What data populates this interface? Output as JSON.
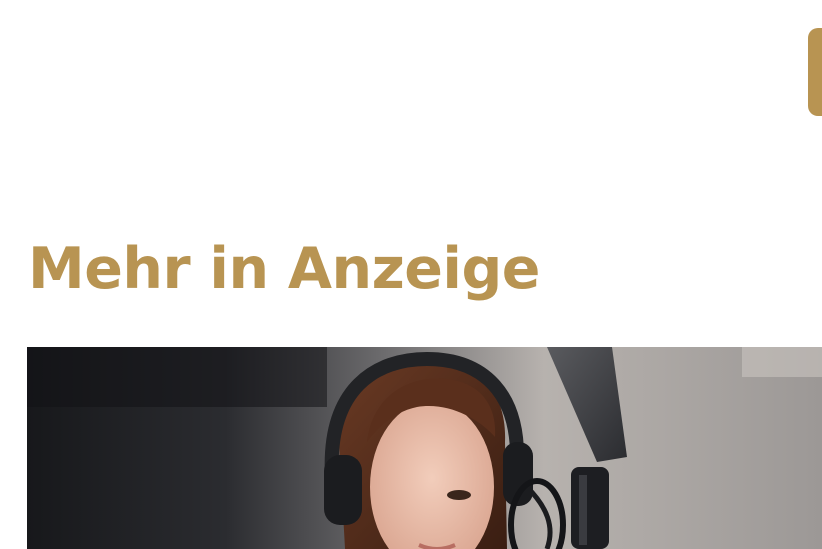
{
  "header": {
    "edge_button_color": "#b89452"
  },
  "section": {
    "title": "Mehr in Anzeige",
    "accent_color": "#b89452"
  },
  "teaser": {
    "image_icon": "photo-woman-headphones-microphone"
  }
}
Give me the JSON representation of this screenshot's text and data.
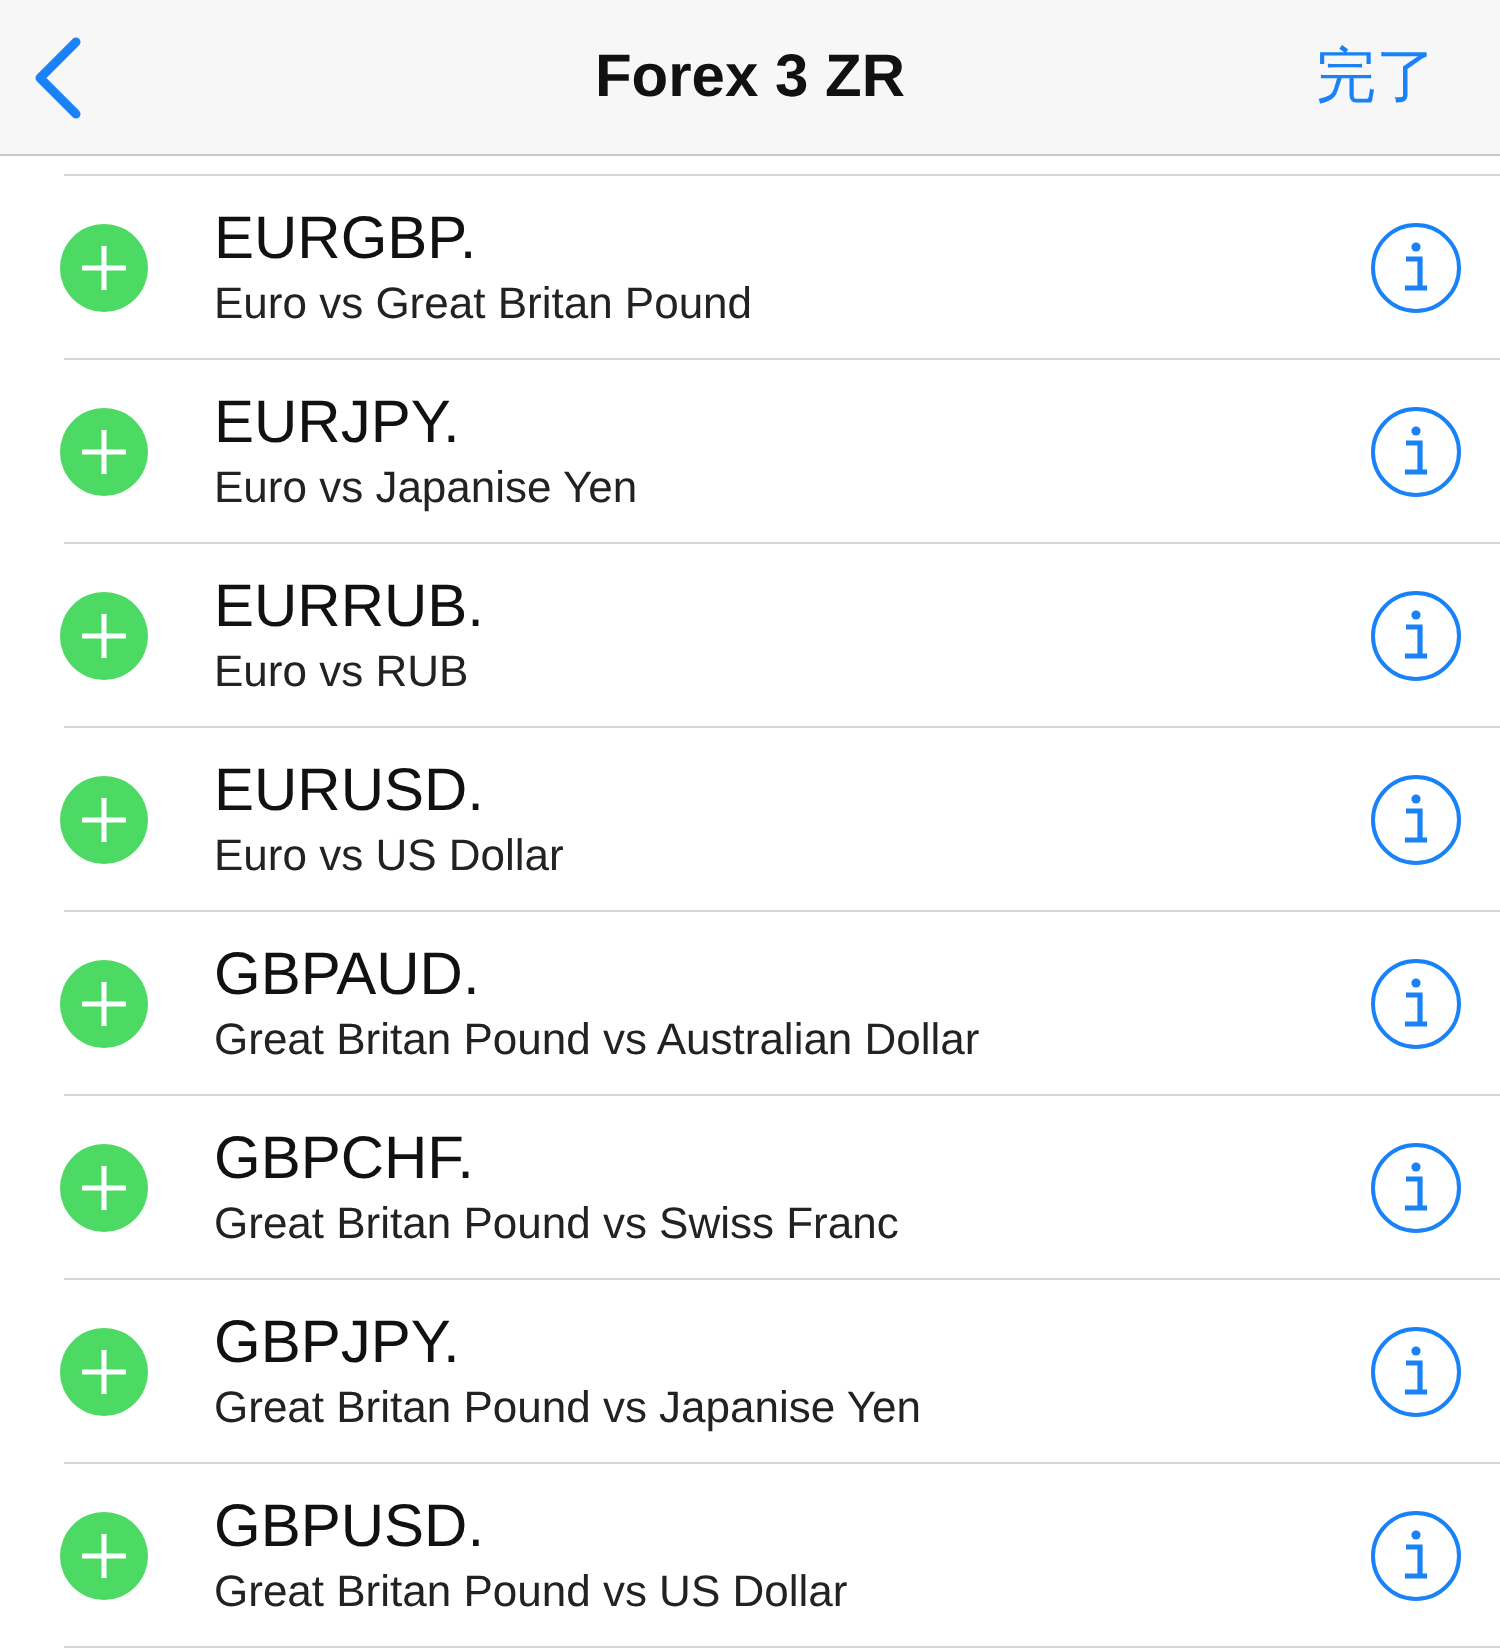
{
  "nav": {
    "title": "Forex 3 ZR",
    "done": "完了"
  },
  "rows": [
    {
      "symbol": "EURGBP.",
      "description": "Euro vs Great Britan Pound"
    },
    {
      "symbol": "EURJPY.",
      "description": "Euro vs Japanise Yen"
    },
    {
      "symbol": "EURRUB.",
      "description": "Euro vs RUB"
    },
    {
      "symbol": "EURUSD.",
      "description": "Euro vs US Dollar"
    },
    {
      "symbol": "GBPAUD.",
      "description": "Great Britan Pound vs Australian Dollar"
    },
    {
      "symbol": "GBPCHF.",
      "description": "Great Britan Pound vs Swiss Franc"
    },
    {
      "symbol": "GBPJPY.",
      "description": "Great Britan Pound vs Japanise Yen"
    },
    {
      "symbol": "GBPUSD.",
      "description": "Great Britan Pound vs US Dollar"
    }
  ]
}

•••

**Goal of the exercise**
Repeat the entries exactly and keep the pictures out of the copy.

**Written response**
What data populates this interface? Output as JSON.
{
  "header": {
    "edge_button_color": "#b89452"
  },
  "section": {
    "title": "Mehr in Anzeige",
    "accent_color": "#b89452"
  },
  "teaser": {
    "image_icon": "photo-woman-headphones-microphone"
  }
}
Give me the JSON representation of this screenshot's text and data.
{
  "nav": {
    "title": "Forex 3 ZR",
    "done": "完了"
  },
  "rows": [
    {
      "symbol": "EURGBP.",
      "description": "Euro vs Great Britan Pound"
    },
    {
      "symbol": "EURJPY.",
      "description": "Euro vs Japanise Yen"
    },
    {
      "symbol": "EURRUB.",
      "description": "Euro vs RUB"
    },
    {
      "symbol": "EURUSD.",
      "description": "Euro vs US Dollar"
    },
    {
      "symbol": "GBPAUD.",
      "description": "Great Britan Pound vs Australian Dollar"
    },
    {
      "symbol": "GBPCHF.",
      "description": "Great Britan Pound vs Swiss Franc"
    },
    {
      "symbol": "GBPJPY.",
      "description": "Great Britan Pound vs Japanise Yen"
    },
    {
      "symbol": "GBPUSD.",
      "description": "Great Britan Pound vs US Dollar"
    }
  ]
}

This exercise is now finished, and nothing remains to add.